═════ Exercise data ═════

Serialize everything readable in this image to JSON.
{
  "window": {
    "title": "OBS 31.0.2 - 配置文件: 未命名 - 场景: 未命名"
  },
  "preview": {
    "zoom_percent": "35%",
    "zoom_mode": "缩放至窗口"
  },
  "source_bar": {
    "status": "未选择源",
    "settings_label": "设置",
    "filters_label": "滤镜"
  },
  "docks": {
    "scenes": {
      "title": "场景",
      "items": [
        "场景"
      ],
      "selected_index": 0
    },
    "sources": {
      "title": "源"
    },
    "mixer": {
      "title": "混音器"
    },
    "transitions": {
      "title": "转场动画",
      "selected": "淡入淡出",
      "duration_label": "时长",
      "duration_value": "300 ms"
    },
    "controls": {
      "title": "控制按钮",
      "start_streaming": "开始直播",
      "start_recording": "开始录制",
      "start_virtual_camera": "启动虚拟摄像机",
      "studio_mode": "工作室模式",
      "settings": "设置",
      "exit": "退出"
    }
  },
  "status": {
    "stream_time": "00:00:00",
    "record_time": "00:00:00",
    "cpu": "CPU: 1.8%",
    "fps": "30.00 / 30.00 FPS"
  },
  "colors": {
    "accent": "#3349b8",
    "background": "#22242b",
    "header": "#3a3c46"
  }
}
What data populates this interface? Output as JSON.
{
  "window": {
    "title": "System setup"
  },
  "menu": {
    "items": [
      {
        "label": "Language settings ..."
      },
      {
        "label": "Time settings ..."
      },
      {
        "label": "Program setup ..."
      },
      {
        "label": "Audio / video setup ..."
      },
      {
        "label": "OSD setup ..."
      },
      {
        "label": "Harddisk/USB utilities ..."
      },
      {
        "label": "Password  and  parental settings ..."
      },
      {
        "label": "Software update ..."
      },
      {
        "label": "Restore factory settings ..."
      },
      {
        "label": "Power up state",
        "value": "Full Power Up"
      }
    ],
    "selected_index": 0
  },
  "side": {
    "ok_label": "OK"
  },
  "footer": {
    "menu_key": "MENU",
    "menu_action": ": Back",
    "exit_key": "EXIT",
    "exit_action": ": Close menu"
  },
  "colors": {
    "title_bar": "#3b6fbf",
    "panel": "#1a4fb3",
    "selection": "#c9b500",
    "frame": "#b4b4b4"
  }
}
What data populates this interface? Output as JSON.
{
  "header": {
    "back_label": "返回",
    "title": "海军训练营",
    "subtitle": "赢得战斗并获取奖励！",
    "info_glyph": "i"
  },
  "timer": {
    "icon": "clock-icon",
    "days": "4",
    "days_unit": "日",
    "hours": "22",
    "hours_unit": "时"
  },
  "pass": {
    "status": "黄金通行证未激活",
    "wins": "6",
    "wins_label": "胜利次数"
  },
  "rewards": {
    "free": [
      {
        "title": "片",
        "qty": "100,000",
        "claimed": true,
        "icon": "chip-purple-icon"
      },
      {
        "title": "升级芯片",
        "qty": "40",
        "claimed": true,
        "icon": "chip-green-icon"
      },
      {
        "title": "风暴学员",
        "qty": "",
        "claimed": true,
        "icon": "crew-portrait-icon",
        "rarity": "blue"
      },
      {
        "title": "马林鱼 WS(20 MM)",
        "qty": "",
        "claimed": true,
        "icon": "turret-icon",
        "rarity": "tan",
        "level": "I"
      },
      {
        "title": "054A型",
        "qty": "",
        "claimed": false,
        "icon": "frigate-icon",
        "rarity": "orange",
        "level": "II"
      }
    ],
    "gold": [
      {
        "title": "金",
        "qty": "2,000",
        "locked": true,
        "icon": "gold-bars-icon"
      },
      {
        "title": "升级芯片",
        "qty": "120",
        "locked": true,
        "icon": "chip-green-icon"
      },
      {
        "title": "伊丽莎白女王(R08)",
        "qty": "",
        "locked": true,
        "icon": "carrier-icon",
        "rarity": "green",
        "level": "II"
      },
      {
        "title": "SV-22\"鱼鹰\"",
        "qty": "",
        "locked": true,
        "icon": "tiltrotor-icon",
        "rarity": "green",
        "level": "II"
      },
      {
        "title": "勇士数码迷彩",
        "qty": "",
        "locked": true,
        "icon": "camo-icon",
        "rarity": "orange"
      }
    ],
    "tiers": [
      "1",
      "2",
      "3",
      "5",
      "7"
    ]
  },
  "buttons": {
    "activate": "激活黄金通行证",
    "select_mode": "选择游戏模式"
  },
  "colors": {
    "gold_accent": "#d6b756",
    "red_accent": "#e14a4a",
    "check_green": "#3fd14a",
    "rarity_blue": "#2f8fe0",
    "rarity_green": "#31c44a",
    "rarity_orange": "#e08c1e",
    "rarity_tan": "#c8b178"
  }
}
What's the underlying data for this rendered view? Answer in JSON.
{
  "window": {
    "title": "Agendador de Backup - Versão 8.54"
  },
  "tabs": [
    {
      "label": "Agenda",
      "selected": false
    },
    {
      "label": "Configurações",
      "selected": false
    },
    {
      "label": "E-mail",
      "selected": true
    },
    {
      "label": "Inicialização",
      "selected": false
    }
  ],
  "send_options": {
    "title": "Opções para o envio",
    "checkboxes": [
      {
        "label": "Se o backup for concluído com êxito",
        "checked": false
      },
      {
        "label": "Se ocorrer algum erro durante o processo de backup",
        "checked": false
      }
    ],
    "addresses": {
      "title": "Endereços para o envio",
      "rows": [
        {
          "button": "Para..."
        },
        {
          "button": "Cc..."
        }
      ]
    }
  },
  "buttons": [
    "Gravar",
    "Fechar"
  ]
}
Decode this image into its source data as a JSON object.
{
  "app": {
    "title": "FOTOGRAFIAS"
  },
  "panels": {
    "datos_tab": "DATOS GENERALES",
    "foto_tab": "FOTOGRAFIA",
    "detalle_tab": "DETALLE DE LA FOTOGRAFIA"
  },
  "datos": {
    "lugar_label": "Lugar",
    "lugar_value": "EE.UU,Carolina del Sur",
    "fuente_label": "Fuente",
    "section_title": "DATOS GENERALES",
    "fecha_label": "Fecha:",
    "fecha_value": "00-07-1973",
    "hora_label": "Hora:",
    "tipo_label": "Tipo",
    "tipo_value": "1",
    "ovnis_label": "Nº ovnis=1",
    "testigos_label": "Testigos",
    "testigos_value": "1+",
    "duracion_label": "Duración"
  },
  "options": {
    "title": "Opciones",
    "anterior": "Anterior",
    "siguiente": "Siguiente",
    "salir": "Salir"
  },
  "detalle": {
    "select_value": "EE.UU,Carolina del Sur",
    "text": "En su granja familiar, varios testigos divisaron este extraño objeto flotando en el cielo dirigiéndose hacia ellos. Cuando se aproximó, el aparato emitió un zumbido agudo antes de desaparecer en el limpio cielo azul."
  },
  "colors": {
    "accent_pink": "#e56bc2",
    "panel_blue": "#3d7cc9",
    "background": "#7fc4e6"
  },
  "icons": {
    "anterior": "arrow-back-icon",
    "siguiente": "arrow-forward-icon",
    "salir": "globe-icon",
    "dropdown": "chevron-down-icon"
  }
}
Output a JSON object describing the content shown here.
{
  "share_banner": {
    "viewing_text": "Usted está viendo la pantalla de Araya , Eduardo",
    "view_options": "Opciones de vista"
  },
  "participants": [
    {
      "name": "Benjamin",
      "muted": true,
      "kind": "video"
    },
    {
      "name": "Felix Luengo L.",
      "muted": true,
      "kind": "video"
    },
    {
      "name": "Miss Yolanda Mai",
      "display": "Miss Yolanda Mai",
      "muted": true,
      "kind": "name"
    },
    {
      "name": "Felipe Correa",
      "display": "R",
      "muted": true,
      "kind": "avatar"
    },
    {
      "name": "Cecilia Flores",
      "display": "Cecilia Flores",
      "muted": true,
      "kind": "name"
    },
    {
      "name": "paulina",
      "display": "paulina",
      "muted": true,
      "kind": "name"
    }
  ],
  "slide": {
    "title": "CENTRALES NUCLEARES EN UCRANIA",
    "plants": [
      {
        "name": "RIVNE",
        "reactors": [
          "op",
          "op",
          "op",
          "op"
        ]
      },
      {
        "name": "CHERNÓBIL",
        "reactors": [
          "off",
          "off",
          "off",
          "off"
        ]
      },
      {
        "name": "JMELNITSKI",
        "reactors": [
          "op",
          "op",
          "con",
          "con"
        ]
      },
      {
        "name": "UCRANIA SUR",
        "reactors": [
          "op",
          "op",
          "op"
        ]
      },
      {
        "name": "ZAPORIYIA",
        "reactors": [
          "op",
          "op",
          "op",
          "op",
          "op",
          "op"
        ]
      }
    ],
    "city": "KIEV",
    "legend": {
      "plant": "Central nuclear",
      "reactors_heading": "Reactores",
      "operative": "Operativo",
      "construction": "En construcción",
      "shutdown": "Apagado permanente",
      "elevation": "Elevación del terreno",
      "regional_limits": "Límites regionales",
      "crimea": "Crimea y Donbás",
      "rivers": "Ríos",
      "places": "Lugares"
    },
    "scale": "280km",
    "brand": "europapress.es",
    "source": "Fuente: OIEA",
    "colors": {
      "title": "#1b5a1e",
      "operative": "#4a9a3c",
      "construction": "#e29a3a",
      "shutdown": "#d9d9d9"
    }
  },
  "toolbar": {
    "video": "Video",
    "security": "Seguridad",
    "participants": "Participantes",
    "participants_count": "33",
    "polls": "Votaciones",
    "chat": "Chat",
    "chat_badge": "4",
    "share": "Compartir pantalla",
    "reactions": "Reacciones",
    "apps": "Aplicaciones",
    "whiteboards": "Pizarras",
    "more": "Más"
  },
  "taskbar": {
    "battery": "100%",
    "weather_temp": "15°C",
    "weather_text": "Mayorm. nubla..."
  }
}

═════

- [Exercise brief]: Give the number of lines in the records above that contain the word "anterior". Reply with that number alone.

- [Answer]: 2